## GOAL OF THE EXERCISE
Please list all lines of the material below in which the string "this" occurs.

++++

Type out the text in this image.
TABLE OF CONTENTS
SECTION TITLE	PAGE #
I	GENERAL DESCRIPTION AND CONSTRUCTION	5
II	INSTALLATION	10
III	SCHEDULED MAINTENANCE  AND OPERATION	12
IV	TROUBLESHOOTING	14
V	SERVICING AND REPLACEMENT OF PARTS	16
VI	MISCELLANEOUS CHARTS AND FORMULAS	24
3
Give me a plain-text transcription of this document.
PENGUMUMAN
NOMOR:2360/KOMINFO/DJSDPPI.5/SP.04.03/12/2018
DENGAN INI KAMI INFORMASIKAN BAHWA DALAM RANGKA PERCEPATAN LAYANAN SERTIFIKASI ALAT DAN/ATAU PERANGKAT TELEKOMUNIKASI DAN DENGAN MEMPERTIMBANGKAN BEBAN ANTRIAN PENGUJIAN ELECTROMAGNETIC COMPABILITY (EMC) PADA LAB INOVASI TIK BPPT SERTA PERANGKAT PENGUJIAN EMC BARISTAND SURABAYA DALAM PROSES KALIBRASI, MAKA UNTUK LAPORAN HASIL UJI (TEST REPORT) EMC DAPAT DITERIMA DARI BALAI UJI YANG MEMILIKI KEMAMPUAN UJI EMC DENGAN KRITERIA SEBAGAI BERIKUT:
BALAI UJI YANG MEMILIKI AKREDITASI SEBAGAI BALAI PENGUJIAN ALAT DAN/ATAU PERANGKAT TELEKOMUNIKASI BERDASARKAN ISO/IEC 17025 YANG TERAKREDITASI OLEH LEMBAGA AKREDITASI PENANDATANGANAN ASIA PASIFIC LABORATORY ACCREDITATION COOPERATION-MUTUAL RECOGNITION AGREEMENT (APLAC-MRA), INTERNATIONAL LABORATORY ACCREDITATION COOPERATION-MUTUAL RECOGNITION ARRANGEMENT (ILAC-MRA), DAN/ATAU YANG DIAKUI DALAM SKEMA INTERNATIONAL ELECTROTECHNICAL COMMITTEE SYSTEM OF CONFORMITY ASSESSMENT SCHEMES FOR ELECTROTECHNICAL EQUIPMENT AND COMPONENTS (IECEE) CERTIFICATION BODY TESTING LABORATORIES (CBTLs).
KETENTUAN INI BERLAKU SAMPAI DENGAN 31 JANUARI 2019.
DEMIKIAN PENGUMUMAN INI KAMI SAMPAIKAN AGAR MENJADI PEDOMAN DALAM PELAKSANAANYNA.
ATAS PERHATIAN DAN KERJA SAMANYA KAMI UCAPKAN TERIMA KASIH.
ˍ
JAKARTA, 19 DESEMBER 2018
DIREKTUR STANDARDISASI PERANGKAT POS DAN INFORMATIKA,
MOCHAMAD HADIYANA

++++

## COMPLETE OUTPUT
Type out the text in this image.
Give me a plain-text transcription of this document.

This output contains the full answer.